Witchfire has already sold over 500,000 copies in Early Access and amassed more than 1.6 million wishlists: How have you managed to attract so many players?
I don’t think it’s one thing, but it starts with: this is Dark Souls with guns. And I think that a lot of people just wanted this for a long time.
The other thing must be visuals. For Ethan Carter, we marketed it by mentioning photogrammetry. There’s something that is still magic to me [about photogrammetry]: you take a lot of photos of the object, put it into the software, and it spits out a game-ready object. It’s not as simple as this, but that’s the gist of it.
So we marketed the game by showing how we used photogrammetry, and our internal motto was ‘come for the graphics, but stay for the story’. And I think in the case of Witchfire, players come for the graphics, but stay for the gameplay. The story will be added too, but for now it’s mostly the gameplay.
And the third thing is, I think I’ve managed to organize a team that is pure talent, passion, and experience. Experience is the least important thing for me, but passion and talent is extremely important.
#####
• **YOUR INSTRUCTIONS**
Could you reproduce the part of the Witchfire interview that begins at the words "Witchfire has already" and stops after "a long time.", word for word?
#####
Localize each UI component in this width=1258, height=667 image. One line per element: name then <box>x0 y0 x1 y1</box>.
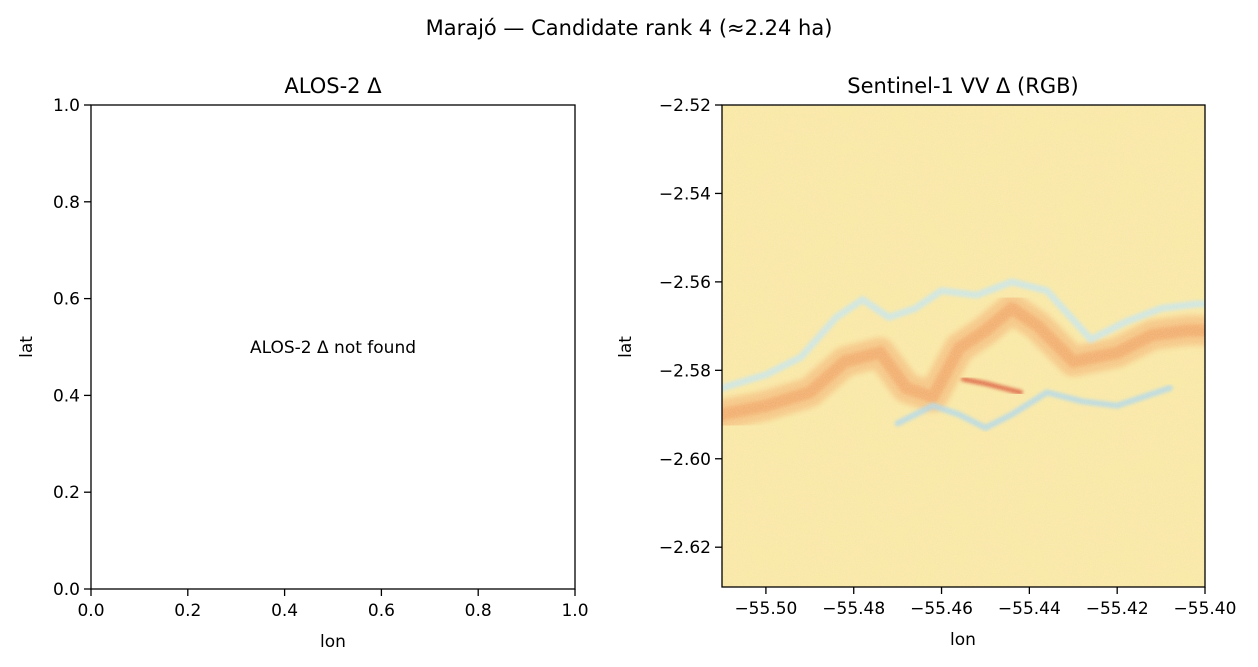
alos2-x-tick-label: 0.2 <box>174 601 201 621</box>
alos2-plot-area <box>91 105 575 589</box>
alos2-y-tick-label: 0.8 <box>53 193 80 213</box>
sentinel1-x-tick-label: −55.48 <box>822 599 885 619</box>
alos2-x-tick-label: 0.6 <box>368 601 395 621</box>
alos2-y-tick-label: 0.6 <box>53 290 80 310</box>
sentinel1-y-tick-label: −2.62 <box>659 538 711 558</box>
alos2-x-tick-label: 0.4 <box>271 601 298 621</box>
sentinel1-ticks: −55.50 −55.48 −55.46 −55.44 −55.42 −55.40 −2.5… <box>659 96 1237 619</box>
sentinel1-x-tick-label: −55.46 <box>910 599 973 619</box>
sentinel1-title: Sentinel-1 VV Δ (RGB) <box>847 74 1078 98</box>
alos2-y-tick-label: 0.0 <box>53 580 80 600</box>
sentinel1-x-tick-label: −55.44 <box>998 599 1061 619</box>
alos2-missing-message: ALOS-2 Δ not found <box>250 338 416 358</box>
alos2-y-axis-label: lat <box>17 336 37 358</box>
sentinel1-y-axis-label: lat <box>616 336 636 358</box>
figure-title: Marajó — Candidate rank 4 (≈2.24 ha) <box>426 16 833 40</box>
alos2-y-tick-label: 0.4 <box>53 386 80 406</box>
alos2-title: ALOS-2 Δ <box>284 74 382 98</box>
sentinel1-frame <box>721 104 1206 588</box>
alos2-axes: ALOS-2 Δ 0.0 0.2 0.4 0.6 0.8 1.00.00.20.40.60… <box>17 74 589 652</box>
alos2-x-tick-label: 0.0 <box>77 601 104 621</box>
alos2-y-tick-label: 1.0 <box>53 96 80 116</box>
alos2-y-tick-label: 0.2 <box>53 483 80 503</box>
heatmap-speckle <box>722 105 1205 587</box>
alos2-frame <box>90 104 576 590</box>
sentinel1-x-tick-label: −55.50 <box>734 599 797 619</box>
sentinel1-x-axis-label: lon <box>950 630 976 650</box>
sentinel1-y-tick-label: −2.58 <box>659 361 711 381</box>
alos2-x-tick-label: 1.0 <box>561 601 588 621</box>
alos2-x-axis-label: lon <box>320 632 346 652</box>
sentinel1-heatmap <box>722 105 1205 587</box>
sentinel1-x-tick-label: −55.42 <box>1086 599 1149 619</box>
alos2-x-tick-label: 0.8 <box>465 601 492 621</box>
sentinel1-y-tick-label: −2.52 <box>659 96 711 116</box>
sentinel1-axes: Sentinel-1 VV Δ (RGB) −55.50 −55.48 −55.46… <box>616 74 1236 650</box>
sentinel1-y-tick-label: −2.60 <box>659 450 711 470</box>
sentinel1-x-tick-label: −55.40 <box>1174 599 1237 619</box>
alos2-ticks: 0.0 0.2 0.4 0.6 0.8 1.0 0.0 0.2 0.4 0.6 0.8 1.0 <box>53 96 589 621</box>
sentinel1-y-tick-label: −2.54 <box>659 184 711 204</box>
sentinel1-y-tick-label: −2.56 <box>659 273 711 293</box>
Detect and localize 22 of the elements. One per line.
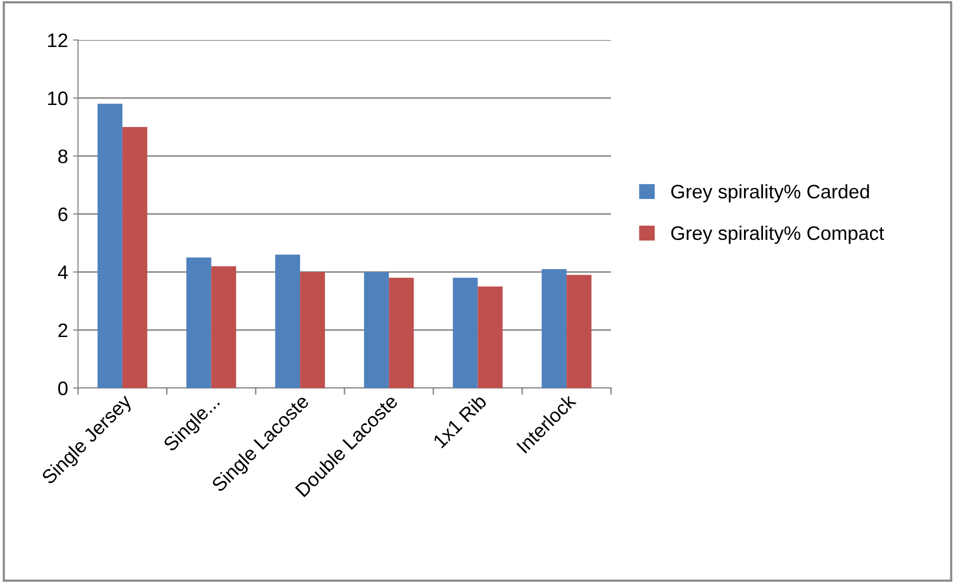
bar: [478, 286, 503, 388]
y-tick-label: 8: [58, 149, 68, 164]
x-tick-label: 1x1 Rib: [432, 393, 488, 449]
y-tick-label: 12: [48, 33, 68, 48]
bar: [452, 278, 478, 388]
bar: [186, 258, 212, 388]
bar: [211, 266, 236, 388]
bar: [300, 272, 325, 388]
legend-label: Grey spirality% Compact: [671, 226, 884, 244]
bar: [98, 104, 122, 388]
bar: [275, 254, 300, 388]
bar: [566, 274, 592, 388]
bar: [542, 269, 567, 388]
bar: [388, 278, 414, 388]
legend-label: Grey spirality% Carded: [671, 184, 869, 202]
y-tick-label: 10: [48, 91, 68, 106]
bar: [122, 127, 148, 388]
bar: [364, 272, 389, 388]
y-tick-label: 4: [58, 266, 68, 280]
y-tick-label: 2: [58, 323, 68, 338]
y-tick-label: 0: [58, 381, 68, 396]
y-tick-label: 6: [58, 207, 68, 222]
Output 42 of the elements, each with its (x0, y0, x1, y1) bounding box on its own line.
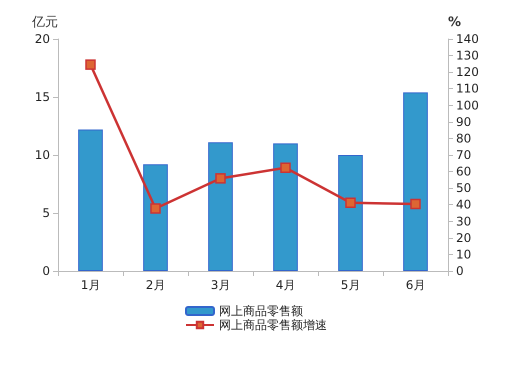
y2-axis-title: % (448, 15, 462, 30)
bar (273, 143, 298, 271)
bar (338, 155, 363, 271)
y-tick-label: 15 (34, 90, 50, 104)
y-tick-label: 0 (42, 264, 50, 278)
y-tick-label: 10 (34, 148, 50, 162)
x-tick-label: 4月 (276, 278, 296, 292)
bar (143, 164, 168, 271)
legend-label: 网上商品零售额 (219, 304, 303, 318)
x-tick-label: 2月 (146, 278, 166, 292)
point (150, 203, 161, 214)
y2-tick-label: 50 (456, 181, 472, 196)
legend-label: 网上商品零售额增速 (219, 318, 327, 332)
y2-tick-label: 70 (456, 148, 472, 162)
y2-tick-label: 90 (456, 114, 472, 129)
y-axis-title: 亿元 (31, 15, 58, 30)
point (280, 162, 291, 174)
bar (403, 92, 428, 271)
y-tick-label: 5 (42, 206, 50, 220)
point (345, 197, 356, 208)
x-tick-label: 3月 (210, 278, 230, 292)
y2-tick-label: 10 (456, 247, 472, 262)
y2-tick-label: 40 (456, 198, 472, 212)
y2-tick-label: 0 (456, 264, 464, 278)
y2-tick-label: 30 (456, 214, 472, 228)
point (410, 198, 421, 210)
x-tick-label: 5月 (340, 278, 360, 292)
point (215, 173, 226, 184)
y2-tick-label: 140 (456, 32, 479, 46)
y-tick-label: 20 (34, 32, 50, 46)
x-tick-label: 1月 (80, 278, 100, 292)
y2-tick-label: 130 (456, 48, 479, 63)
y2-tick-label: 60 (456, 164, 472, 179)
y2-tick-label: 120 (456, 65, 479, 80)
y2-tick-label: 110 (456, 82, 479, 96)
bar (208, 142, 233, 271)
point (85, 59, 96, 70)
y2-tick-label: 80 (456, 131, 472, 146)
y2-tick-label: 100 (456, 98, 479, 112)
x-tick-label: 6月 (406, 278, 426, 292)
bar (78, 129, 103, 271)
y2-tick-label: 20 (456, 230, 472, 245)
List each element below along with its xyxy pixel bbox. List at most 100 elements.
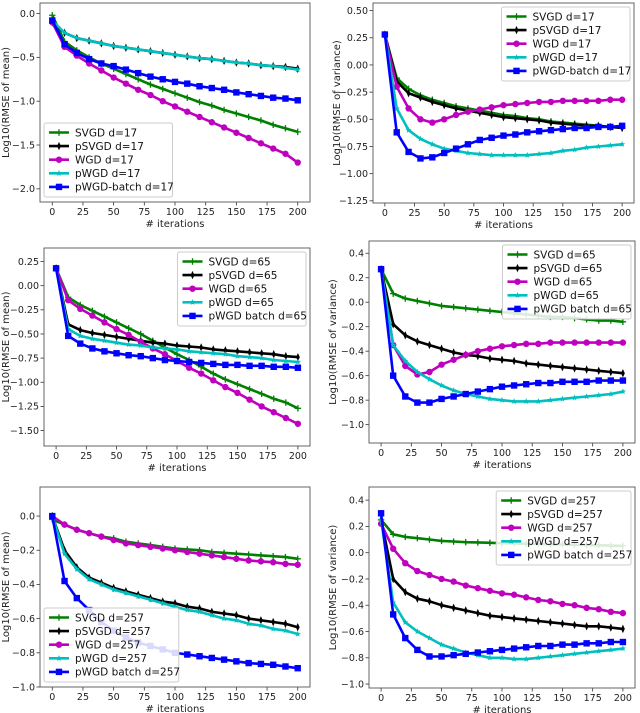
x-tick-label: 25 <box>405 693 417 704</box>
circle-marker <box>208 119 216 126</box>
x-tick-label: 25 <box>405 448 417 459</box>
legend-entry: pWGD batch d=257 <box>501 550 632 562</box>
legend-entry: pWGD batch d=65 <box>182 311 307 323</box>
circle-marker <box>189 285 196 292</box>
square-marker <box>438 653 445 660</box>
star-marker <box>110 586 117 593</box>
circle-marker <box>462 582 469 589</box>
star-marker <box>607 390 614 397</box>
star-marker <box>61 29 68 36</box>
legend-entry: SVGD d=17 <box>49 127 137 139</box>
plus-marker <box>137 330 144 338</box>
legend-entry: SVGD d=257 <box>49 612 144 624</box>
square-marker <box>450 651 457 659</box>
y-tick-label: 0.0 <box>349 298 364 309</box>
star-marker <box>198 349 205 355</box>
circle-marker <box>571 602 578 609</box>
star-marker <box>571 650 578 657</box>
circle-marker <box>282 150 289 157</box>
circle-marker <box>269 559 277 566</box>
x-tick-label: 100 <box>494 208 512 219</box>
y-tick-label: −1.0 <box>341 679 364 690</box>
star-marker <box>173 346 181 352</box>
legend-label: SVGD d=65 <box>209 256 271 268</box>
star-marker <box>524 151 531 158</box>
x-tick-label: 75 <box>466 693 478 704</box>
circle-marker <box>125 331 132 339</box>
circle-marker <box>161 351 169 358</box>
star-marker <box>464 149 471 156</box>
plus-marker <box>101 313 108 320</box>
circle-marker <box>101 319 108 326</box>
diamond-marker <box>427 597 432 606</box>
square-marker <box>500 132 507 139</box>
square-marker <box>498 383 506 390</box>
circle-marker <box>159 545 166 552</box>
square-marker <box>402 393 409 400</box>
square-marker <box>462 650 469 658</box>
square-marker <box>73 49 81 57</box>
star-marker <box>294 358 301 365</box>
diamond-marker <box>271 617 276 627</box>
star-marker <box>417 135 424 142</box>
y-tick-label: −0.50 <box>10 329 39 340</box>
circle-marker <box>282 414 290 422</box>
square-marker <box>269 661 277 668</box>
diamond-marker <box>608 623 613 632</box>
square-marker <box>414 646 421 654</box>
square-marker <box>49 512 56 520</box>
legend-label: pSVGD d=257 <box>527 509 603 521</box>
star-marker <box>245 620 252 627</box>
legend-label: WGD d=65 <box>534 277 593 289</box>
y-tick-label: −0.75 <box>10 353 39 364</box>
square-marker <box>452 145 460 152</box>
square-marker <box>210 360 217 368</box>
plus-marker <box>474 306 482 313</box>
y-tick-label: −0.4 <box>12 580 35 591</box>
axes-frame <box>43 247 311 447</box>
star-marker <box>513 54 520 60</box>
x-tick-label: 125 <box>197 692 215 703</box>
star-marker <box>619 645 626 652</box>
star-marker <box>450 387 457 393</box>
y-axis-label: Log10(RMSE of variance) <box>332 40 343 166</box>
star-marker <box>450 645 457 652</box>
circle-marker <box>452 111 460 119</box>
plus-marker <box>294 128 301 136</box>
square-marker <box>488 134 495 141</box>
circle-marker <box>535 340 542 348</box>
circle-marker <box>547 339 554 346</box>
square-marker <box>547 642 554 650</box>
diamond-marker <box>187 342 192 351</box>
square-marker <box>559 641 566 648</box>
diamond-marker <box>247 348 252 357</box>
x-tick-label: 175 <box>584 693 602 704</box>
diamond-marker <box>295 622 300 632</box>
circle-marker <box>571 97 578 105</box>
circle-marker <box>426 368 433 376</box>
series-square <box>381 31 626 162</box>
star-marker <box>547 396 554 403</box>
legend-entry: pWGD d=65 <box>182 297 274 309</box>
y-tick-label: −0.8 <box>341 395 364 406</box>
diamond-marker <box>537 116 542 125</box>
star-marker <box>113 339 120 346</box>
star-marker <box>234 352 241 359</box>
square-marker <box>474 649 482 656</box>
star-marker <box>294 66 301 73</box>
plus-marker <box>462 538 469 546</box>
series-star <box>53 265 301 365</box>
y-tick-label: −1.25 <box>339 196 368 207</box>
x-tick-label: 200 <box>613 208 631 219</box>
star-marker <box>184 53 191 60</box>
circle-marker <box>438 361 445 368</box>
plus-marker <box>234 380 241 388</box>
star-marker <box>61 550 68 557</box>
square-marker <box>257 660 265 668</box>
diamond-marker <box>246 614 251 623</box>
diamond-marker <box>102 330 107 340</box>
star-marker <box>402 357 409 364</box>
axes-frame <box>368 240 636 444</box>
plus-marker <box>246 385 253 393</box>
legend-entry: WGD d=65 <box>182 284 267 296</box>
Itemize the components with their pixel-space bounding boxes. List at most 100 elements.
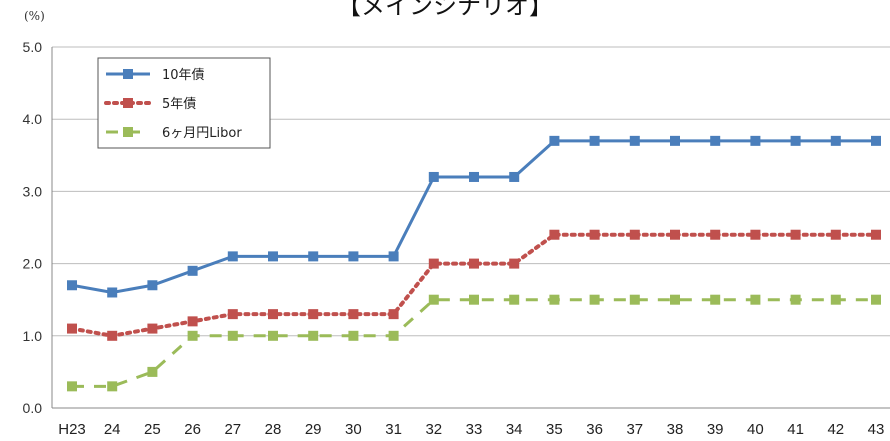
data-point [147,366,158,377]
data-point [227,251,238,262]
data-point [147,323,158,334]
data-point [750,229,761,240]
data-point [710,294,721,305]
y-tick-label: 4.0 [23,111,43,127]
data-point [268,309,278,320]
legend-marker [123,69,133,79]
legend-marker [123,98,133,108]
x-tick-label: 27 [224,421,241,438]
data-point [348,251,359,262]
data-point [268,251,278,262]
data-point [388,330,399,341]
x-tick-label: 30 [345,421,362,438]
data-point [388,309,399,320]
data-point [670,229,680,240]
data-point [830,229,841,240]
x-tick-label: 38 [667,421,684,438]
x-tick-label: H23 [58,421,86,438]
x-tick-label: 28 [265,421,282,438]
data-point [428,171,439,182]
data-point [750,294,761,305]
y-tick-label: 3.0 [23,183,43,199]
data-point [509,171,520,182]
#####
• **ANSWER**
Witchfire has already sold over 500,000 copies in Early Access and amassed more than 1.6 million wishlists: How have you managed to attract so many players?
I don’t think it’s one thing, but it starts with: this is Dark Souls with guns. And I think that a lot of people just wanted this for a long time.